▸ What to do: Of all the lines in the data below, how many contain "Emulated"? Report that number alone.

▸ Extracted entries:
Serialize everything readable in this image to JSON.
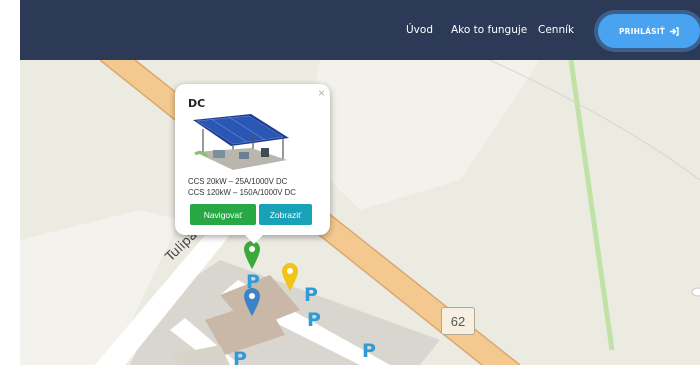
{
  "nav": {
    "links": [
      "Úvod",
      "Ako to funguje",
      "Cenník"
    ],
    "login_label": "PRIHLÁSIŤ",
    "login_icon": "sign-in-icon"
  },
  "colors": {
    "navbar": "#2c3a57",
    "login_button": "#4aa3f0",
    "navigate_button": "#28a745",
    "show_button": "#17a2b8",
    "map_background": "#ecebe2",
    "road": "#f4c98f",
    "marker_green": "#3aa93a",
    "marker_yellow": "#f0c419",
    "marker_blue": "#3b83c6"
  },
  "popup": {
    "close_symbol": "×",
    "title": "DC",
    "lines": [
      "CCS 20kW – 25A/1000V DC",
      "CCS 120kW – 150A/1000V DC"
    ],
    "navigate_label": "Navigovať",
    "show_label": "Zobraziť"
  },
  "map": {
    "street_name": "Tulipánová",
    "road_number": "62",
    "parking_label": "P"
  }
}
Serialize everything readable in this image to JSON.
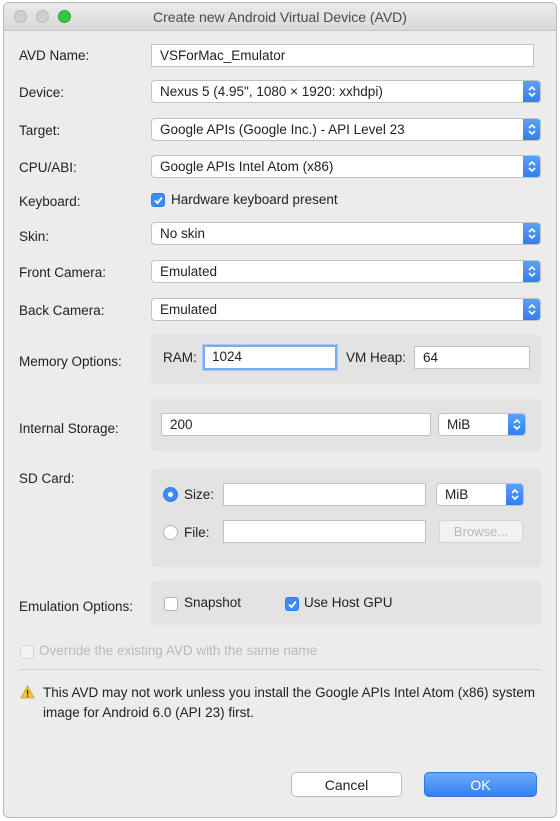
{
  "window": {
    "title": "Create new Android Virtual Device (AVD)"
  },
  "form": {
    "avd_name_label": "AVD Name:",
    "avd_name_value": "VSForMac_Emulator",
    "device_label": "Device:",
    "device_value": "Nexus 5 (4.95\", 1080 × 1920: xxhdpi)",
    "target_label": "Target:",
    "target_value": "Google APIs (Google Inc.) - API Level 23",
    "cpu_label": "CPU/ABI:",
    "cpu_value": "Google APIs Intel Atom (x86)",
    "keyboard_label": "Keyboard:",
    "keyboard_checkbox_label": "Hardware keyboard present",
    "keyboard_checked": true,
    "skin_label": "Skin:",
    "skin_value": "No skin",
    "front_camera_label": "Front Camera:",
    "front_camera_value": "Emulated",
    "back_camera_label": "Back Camera:",
    "back_camera_value": "Emulated",
    "memory": {
      "label": "Memory Options:",
      "ram_label": "RAM:",
      "ram_value": "1024",
      "vm_heap_label": "VM Heap:",
      "vm_heap_value": "64"
    },
    "internal_storage": {
      "label": "Internal Storage:",
      "value": "200",
      "unit": "MiB"
    },
    "sd_card": {
      "label": "SD Card:",
      "size_label": "Size:",
      "size_value": "",
      "size_unit": "MiB",
      "file_label": "File:",
      "file_value": "",
      "browse_label": "Browse...",
      "selected": "size"
    },
    "emulation": {
      "label": "Emulation Options:",
      "snapshot_label": "Snapshot",
      "snapshot_checked": false,
      "host_gpu_label": "Use Host GPU",
      "host_gpu_checked": true
    },
    "override_label": "Override the existing AVD with the same name",
    "override_checked": false
  },
  "warning": {
    "icon": "warning-triangle-icon",
    "text": "This AVD may not work unless you install the Google APIs Intel Atom (x86) system image for Android 6.0 (API 23) first."
  },
  "buttons": {
    "cancel_label": "Cancel",
    "ok_label": "OK"
  },
  "colors": {
    "accent": "#3d8bf5",
    "window_bg": "#ececec",
    "maximize": "#35c648"
  }
}
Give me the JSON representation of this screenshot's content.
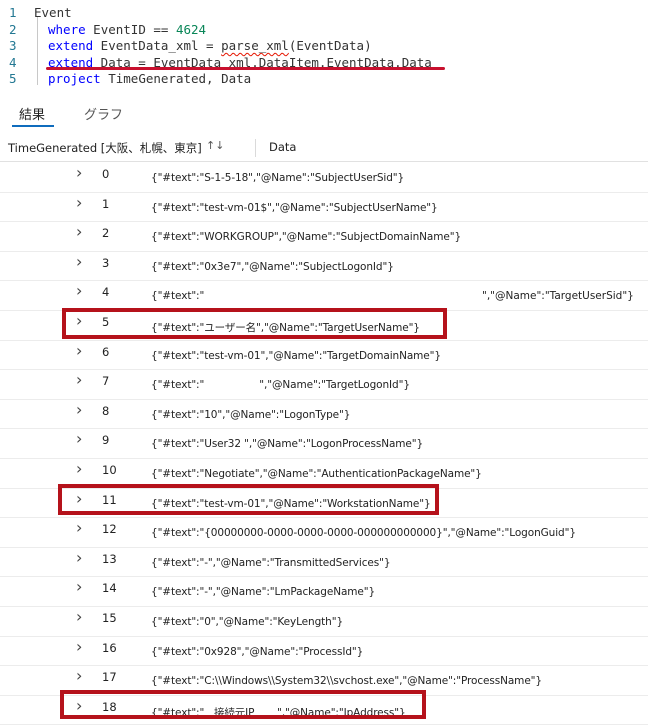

▸ Problem solution: 2